EXERCISE TASK: In the material below, find all lines with the string "page" and copy them.

━━━━━━━━━━━━━━━━━━━━

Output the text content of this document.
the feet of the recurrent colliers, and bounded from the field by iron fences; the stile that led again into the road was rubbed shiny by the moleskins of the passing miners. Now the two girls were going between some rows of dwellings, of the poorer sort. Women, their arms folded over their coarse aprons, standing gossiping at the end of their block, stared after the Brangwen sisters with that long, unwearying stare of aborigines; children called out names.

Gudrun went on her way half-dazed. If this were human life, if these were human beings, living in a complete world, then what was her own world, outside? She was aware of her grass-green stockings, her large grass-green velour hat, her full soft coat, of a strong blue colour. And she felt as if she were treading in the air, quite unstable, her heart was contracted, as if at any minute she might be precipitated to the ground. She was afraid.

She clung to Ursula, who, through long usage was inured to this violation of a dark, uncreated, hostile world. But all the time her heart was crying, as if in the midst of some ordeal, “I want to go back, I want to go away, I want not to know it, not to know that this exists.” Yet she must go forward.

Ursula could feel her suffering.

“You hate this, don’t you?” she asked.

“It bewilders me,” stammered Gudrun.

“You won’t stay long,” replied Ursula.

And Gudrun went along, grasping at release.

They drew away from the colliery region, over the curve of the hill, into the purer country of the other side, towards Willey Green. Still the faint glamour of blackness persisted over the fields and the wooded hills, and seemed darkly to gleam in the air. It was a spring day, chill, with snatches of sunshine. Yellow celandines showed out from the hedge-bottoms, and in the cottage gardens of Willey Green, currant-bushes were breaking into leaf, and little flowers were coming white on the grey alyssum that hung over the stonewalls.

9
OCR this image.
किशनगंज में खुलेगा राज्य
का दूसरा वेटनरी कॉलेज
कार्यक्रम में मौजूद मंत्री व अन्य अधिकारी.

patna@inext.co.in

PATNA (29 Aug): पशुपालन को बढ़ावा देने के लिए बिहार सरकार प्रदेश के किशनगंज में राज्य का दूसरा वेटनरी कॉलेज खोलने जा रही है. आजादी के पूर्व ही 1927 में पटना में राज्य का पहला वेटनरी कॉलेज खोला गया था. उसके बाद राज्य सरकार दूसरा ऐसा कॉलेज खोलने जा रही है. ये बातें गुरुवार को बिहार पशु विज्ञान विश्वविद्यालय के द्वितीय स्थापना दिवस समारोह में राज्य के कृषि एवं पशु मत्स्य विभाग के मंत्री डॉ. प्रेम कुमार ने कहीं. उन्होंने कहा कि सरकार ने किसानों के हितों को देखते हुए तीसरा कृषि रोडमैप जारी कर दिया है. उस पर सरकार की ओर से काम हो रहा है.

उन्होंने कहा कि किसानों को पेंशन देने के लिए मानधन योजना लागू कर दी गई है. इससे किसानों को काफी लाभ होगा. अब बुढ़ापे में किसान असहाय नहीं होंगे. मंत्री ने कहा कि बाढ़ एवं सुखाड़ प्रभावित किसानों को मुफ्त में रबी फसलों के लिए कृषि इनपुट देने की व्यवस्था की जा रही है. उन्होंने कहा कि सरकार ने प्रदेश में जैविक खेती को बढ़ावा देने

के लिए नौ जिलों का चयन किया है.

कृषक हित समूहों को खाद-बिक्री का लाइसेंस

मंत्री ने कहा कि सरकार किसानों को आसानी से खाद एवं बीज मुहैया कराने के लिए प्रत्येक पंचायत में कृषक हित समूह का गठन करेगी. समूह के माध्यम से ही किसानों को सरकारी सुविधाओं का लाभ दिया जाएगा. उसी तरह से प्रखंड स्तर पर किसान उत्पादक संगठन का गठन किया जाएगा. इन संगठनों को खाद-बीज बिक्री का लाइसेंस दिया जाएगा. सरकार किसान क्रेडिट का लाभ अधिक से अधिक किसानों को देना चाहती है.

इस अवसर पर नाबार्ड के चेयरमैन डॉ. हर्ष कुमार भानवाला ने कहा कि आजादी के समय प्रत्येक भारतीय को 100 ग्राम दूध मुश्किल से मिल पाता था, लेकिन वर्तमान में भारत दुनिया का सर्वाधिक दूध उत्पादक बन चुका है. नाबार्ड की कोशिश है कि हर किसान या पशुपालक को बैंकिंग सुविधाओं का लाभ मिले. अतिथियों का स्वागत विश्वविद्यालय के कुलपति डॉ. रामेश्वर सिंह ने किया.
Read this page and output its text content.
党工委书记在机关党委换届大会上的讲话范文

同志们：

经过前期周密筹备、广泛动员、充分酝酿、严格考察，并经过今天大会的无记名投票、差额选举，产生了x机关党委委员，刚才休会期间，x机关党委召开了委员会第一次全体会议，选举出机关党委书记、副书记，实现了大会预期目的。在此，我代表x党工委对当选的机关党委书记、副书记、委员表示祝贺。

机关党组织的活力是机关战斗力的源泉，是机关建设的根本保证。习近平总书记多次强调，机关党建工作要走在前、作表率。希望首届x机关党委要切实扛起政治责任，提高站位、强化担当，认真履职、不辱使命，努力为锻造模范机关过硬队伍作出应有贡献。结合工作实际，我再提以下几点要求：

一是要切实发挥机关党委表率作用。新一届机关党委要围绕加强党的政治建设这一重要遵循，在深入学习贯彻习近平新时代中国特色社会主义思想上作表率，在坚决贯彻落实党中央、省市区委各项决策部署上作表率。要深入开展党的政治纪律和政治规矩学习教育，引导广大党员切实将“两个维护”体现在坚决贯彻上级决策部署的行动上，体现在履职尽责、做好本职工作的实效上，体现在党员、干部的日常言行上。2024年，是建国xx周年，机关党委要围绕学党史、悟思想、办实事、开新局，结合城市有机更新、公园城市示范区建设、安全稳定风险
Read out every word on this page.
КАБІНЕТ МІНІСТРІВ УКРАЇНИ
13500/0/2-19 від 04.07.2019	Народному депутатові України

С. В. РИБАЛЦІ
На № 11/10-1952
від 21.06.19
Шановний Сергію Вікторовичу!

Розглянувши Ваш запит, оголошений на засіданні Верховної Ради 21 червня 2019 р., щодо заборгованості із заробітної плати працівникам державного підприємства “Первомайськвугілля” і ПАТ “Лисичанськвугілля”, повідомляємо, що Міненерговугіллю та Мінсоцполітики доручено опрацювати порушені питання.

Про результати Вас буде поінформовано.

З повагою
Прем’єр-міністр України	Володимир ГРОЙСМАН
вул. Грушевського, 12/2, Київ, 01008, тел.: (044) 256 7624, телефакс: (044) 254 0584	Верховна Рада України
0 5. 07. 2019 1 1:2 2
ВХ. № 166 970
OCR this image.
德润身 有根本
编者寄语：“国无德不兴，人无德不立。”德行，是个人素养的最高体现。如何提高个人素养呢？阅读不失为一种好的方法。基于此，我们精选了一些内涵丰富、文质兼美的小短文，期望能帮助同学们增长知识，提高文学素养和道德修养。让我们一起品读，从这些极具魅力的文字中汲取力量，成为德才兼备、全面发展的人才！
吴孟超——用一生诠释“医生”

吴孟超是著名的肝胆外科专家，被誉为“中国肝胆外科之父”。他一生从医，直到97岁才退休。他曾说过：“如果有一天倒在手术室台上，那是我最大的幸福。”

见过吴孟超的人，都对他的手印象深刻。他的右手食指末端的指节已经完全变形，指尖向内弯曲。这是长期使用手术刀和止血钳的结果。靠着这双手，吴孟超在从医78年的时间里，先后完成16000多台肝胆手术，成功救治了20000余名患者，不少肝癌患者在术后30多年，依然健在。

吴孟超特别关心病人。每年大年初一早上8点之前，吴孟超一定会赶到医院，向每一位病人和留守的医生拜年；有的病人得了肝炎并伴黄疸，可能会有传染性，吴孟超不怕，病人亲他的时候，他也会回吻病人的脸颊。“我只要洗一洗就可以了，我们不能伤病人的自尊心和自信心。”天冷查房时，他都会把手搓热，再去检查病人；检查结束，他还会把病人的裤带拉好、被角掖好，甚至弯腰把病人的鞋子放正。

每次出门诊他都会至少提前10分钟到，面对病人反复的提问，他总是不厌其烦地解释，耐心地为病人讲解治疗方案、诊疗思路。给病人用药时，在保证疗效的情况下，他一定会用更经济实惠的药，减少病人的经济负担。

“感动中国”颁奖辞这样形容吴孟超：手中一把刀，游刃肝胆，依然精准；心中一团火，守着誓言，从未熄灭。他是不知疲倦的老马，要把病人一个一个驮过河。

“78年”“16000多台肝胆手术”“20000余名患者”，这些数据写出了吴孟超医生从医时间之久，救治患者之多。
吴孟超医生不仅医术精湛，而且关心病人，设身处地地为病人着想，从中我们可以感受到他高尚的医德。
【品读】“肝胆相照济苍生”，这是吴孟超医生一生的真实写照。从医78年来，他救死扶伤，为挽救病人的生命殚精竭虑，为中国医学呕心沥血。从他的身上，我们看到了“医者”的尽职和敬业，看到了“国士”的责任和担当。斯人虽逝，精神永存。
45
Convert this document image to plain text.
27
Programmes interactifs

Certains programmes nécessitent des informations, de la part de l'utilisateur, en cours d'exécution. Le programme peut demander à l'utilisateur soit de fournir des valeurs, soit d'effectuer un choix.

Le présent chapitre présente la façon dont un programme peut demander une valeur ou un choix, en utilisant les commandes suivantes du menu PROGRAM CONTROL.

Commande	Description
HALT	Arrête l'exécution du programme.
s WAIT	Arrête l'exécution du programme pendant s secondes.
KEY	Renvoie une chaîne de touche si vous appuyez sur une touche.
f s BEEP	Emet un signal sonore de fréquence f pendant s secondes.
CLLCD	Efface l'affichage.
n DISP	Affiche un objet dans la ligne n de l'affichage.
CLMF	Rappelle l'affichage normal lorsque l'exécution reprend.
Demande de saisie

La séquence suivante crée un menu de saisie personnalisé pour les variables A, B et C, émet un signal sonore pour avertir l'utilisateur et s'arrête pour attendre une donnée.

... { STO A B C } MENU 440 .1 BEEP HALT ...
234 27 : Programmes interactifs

━━━━━━━━━━━━━━━━━━━━

ANSWER FOR THIS EXERCISE:
Read this page and output its text content.
Read out every word on this page.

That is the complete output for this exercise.